### INFORMATION SUPPLIED ###

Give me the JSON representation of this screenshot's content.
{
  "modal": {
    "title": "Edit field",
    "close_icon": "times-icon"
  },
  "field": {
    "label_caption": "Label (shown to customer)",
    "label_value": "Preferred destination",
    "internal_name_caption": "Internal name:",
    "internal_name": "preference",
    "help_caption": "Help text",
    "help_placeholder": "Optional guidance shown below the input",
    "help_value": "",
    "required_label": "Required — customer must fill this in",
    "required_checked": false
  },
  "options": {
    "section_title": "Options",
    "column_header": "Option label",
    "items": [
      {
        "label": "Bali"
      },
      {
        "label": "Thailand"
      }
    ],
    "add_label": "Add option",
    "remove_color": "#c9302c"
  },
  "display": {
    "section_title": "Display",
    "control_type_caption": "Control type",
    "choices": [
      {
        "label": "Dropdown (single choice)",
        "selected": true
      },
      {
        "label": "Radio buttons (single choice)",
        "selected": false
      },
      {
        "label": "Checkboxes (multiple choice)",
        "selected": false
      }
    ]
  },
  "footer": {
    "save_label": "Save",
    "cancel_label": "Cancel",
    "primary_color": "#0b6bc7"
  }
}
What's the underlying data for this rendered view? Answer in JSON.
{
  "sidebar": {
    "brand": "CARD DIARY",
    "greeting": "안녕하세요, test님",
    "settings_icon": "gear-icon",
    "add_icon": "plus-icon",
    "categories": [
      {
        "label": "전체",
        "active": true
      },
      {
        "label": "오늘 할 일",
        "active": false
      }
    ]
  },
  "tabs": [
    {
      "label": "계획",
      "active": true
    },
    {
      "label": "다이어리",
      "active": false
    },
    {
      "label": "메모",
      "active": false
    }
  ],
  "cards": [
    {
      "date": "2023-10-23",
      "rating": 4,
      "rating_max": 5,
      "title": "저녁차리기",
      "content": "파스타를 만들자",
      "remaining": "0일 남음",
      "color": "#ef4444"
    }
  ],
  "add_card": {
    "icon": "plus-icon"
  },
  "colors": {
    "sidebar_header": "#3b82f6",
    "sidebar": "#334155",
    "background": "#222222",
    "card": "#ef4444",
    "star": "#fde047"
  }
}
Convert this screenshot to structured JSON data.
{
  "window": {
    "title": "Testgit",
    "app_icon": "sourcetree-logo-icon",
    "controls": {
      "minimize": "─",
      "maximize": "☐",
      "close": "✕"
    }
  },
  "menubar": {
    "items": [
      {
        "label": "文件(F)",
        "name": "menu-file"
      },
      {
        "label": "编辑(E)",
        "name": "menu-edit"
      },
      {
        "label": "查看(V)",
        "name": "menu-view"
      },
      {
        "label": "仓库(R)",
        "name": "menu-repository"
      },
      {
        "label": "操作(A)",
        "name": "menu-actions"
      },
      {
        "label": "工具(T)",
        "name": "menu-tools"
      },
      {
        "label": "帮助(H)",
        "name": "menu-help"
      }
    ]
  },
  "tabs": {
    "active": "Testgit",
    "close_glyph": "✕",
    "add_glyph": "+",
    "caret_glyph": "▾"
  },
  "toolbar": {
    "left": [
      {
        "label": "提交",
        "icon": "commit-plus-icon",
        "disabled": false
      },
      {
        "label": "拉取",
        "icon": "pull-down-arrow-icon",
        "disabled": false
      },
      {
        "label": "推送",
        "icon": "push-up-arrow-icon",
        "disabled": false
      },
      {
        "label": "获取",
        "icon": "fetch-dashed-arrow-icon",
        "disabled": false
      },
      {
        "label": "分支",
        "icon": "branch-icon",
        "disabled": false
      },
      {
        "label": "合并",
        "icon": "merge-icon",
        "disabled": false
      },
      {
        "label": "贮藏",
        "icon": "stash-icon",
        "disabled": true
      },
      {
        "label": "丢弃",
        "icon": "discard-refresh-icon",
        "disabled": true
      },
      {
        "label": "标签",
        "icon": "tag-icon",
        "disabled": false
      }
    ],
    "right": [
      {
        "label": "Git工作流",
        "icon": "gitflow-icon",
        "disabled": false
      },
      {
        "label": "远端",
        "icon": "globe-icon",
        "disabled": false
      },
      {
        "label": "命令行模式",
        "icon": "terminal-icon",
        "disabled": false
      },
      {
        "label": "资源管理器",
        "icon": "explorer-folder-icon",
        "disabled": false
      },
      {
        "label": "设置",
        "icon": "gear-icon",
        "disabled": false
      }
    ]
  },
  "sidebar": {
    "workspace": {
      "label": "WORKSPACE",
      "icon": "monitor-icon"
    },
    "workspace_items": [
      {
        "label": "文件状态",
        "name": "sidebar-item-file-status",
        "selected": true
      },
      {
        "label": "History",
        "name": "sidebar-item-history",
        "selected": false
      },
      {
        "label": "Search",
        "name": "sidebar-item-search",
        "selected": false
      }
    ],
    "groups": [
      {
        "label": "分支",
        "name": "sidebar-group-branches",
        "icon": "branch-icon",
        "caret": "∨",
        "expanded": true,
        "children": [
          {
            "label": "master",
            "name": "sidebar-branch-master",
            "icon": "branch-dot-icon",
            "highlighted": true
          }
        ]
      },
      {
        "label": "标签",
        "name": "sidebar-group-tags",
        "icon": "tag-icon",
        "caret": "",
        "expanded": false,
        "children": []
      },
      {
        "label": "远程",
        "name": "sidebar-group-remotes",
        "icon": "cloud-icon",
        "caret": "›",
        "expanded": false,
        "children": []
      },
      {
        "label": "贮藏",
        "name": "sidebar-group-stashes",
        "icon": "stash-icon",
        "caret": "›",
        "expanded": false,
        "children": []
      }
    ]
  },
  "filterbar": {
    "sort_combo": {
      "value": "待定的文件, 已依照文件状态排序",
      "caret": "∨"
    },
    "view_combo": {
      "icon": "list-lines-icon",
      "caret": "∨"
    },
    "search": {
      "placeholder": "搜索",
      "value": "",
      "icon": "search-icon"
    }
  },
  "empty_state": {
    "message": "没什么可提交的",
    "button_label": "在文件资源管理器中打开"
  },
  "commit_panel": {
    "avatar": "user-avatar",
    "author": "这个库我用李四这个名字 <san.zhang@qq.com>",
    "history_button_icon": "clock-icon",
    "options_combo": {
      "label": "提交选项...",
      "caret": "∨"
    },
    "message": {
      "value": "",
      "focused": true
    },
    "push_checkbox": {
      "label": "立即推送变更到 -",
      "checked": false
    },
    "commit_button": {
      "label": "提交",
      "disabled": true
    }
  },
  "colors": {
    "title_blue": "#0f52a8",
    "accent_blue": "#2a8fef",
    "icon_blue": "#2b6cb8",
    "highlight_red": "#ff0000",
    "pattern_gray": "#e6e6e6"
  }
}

###

Copy every line of the listing that includes the string "plus".

TASK OUTPUT »
    "add_icon": "plus-icon",
    "icon": "plus-icon"
        "icon": "commit-plus-icon",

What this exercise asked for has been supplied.